Australian Federal Police (AFP) officers yesterday obtained a closed-hearing court order to keep an 18-year-old Sydney Muslim youth detained without charge for another 100 hours of interrogation.

Such prolonged detention without charge or trial is a serious attack on basic legal and democratic rights. Lawyers and civil libertarians warned that, directed against a vulnerable teenager, it could amount to torture.

A suburban magistrate granted the “detention for investigation” order amid an escalating media and government campaign to demonise Muslims and demand greater police powers following last Friday’s shooting of a police employee outside the New South Wales police headquarters in Parramatta. The 15-year-old Muslim boy, Farhad Jabar, who killed Curtis Cheng, a civilian police accountant, was then immediately shot dead by police.

The prolonged questioning of the 18-year-old, Raban Alou, is another indication, following the release of three other young men arrested in much-publicised police raids in Sydney’s western suburbs on Wednesday, that the police have no evidence to charge any of those arrested, or to link them to last Friday’s shooting.

NSW Police Commissioner Andrew Scipione told reporters that it was “incredibly frustrating” to have to release the other men. He admitted that the police lacked any evidence to charge them, despite seizing a large amount of material during Wednesday’s raids.

Nevertheless, without offering any evidence, Scipione declared that Jabar’s shooting of Cheng “had a religious connotation to it, certainly… We know that this young man had been radicalised.” This was despite AFP Acting Deputy Commissioner Neil Gaughan telling reporters that no terrorist organisation had claimed responsibility for Jabar’s act.

■ ■ ■ ■ ■

■ WHAT THIS EXERCISE ASKS:
- a) In the article on the Sydney detention order, what was the job of the man killed outside the New South Wales police headquarters?
- b) Return the part of the detention article from "NSW Police Commissioner" up to and including "during Wednesday’s raids.".
- c) Write the next part of the article about the Sydney teenager held without charge, picking up after its final sentence.
None of the lines that come next are needed here.

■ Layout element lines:
■ ■ ■ ■ ■

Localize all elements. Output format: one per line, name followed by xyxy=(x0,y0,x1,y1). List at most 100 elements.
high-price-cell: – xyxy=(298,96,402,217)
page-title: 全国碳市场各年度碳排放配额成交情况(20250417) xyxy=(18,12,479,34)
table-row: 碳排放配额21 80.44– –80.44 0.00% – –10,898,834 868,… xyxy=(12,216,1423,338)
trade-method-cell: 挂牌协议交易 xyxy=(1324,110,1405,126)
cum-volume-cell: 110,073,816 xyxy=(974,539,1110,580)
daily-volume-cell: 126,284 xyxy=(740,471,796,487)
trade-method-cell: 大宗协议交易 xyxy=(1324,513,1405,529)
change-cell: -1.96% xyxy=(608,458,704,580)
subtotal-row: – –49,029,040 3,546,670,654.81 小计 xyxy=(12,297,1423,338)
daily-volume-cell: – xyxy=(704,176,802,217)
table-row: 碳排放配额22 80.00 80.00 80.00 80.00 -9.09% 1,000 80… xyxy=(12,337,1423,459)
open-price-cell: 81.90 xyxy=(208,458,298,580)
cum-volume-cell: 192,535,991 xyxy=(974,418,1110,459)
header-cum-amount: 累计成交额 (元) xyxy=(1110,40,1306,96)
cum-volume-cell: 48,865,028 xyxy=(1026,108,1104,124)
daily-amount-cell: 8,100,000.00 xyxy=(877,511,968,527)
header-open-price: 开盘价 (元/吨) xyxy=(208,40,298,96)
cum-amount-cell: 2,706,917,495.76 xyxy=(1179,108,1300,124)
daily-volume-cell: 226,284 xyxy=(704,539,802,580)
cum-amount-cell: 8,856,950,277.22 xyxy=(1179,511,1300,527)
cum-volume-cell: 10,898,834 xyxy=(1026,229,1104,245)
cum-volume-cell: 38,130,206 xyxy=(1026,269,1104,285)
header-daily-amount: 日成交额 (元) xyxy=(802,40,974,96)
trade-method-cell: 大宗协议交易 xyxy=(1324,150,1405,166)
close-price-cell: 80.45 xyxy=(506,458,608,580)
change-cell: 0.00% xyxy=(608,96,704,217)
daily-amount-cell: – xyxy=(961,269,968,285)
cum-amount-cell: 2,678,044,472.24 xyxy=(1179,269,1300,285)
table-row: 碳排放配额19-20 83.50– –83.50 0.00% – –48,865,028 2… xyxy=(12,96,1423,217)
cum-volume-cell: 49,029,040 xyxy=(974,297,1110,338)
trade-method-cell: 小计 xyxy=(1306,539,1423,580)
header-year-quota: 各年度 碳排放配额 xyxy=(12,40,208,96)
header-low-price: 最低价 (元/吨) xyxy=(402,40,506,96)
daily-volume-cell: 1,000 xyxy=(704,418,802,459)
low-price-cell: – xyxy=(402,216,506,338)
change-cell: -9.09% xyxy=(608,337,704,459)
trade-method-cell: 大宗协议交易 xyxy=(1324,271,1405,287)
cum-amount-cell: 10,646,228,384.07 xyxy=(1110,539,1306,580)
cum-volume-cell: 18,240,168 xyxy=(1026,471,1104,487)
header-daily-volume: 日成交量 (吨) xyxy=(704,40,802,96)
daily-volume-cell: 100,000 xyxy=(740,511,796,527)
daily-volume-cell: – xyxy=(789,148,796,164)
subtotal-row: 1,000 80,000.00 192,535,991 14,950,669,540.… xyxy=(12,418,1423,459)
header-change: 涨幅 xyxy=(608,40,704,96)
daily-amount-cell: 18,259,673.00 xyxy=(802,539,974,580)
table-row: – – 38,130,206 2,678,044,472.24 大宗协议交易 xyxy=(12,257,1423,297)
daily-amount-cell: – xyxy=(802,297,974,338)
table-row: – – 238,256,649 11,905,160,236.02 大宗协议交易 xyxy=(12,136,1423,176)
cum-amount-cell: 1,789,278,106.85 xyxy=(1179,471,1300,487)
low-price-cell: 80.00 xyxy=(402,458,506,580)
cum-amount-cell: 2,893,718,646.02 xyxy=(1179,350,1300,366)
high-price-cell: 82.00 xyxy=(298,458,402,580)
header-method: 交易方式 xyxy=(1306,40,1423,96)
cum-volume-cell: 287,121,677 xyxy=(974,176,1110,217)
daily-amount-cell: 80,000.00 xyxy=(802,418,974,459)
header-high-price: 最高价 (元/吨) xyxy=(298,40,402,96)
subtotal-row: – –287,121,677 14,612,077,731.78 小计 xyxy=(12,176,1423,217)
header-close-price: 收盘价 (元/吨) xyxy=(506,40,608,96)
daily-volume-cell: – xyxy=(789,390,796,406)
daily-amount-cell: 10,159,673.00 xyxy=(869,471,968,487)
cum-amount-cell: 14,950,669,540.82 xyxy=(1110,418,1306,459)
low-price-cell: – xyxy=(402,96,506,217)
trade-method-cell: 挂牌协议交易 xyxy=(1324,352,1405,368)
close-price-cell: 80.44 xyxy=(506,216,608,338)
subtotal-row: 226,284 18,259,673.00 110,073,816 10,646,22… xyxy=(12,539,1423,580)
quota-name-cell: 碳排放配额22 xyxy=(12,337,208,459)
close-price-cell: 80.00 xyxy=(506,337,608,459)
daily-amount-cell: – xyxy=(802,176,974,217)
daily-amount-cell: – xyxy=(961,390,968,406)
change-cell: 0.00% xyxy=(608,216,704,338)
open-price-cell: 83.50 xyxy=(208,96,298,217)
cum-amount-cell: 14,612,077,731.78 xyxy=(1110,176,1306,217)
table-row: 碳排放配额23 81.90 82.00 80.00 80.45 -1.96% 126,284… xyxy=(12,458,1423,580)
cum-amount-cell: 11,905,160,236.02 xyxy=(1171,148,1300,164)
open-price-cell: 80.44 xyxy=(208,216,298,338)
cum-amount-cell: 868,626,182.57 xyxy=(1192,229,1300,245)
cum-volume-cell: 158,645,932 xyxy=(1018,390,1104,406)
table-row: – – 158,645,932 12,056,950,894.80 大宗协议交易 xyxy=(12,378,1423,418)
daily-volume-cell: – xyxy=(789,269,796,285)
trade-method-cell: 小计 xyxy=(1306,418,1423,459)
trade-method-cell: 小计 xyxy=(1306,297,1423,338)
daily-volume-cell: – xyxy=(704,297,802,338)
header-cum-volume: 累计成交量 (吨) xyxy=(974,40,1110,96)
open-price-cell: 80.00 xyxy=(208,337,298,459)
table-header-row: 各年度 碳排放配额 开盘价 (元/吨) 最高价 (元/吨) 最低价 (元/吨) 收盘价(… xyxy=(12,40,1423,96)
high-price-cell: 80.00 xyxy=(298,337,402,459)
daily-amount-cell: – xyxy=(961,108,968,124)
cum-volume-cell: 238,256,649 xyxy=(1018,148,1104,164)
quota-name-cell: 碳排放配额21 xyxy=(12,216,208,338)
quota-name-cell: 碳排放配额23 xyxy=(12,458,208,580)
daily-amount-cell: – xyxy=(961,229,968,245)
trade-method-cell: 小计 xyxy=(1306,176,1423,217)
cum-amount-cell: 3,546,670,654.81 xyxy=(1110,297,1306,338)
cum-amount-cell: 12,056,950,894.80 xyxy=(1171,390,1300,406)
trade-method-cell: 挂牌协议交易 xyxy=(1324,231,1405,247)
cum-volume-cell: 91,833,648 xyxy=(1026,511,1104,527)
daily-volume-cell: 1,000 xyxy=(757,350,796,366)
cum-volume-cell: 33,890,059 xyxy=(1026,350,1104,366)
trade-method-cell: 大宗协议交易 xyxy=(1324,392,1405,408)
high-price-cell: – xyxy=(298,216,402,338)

■ ■ ■ ■ ■

■ REPLIES:
- a) He was a civilian police accountant.

- b)
NSW Police Commissioner Andrew Scipione told reporters that it was “incredibly frustrating” to have to release the other men. He admitted that the police lacked any evidence to charge them, despite seizing a large amount of material during Wednesday’s raids.

- c)
Until 2004, when draconian new police powers were inserted into the federal Crimes Act as part of a barrage of “anti-terrorism” legislation, the AFP could only hold a person for questioning for 24 hours without laying a charge. Since 2004, the AFP has had the power to detain an individual for 48 hours for suspected terrorism offences and apply to a magistrate for multiple extensions. In effect, with rest breaks and other permitted interruptions, the Act now allows interrogation without trial for at least seven days.

To trigger these powers under Part 1C of the Crimes Act, an AFP officer only has to “suspect on reasonable grounds” that a terrorism offence has been committed. This hands the police powers to round people up for interrogation without any credible evidence of terrorist activity, particularly when the legislation defines terrorism in sweeping terms, such as to “advocate” a terrorist act.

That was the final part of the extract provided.